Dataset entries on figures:
============================================================

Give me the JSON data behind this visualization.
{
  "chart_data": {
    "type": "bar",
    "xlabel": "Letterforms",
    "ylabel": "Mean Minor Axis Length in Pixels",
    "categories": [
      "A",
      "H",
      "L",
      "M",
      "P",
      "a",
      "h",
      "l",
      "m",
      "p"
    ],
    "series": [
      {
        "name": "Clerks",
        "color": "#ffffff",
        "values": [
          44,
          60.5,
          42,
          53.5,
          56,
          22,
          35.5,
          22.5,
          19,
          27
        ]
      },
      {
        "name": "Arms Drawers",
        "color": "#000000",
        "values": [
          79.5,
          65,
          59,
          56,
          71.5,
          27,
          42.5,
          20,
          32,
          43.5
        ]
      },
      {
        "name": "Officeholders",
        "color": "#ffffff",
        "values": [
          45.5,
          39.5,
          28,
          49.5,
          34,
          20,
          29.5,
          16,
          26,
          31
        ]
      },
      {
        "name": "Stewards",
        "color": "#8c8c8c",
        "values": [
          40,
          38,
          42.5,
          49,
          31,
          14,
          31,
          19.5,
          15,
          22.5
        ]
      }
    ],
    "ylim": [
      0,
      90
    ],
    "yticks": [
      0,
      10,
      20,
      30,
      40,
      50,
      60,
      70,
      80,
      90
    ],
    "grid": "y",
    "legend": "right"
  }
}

============================================================

• _Task requirements_: Repeat the data in its entirety, character for character.

• _Problem solution_:
Give me the JSON data behind this visualization.
{
  "chart_data": {
    "type": "bar",
    "xlabel": "Letterforms",
    "ylabel": "Mean Minor Axis Length in Pixels",
    "categories": [
      "A",
      "H",
      "L",
      "M",
      "P",
      "a",
      "h",
      "l",
      "m",
      "p"
    ],
    "series": [
      {
        "name": "Clerks",
        "color": "#ffffff",
        "values": [
          44,
          60.5,
          42,
          53.5,
          56,
          22,
          35.5,
          22.5,
          19,
          27
        ]
      },
      {
        "name": "Arms Drawers",
        "color": "#000000",
        "values": [
          79.5,
          65,
          59,
          56,
          71.5,
          27,
          42.5,
          20,
          32,
          43.5
        ]
      },
      {
        "name": "Officeholders",
        "color": "#ffffff",
        "values": [
          45.5,
          39.5,
          28,
          49.5,
          34,
          20,
          29.5,
          16,
          26,
          31
        ]
      },
      {
        "name": "Stewards",
        "color": "#8c8c8c",
        "values": [
          40,
          38,
          42.5,
          49,
          31,
          14,
          31,
          19.5,
          15,
          22.5
        ]
      }
    ],
    "ylim": [
      0,
      90
    ],
    "yticks": [
      0,
      10,
      20,
      30,
      40,
      50,
      60,
      70,
      80,
      90
    ],
    "grid": "y",
    "legend": "right"
  }
}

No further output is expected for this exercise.